#### EXERCISE:
Write out without any change the items starting at the beginning of the Records and ending at the line that contains "y-axis-title: Distance /", including that line.

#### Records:
:::::

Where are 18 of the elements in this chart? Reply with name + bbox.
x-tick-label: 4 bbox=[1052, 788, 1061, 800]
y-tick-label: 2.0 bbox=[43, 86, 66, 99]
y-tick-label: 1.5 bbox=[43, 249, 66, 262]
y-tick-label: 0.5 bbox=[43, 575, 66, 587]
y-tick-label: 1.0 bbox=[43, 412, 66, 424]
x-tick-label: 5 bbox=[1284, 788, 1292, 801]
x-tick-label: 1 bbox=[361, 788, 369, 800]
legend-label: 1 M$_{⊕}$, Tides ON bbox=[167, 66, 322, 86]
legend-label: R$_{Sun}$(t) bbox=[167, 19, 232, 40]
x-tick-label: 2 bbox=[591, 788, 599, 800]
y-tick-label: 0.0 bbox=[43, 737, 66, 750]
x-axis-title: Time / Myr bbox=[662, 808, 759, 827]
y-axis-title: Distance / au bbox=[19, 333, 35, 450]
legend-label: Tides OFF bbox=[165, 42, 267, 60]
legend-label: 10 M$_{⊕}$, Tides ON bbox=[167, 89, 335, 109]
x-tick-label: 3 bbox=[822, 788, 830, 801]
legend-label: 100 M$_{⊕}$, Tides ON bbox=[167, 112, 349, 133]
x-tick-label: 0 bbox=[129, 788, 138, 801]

:::::

#### EXPECTED OUTPUT:
Where are 18 of the elements in this chart? Reply with name + bbox.
x-tick-label: 4 bbox=[1052, 788, 1061, 800]
y-tick-label: 2.0 bbox=[43, 86, 66, 99]
y-tick-label: 1.5 bbox=[43, 249, 66, 262]
y-tick-label: 0.5 bbox=[43, 575, 66, 587]
y-tick-label: 1.0 bbox=[43, 412, 66, 424]
x-tick-label: 5 bbox=[1284, 788, 1292, 801]
x-tick-label: 1 bbox=[361, 788, 369, 800]
legend-label: 1 M$_{⊕}$, Tides ON bbox=[167, 66, 322, 86]
legend-label: R$_{Sun}$(t) bbox=[167, 19, 232, 40]
x-tick-label: 2 bbox=[591, 788, 599, 800]
y-tick-label: 0.0 bbox=[43, 737, 66, 750]
x-axis-title: Time / Myr bbox=[662, 808, 759, 827]
y-axis-title: Distance / au bbox=[19, 333, 35, 450]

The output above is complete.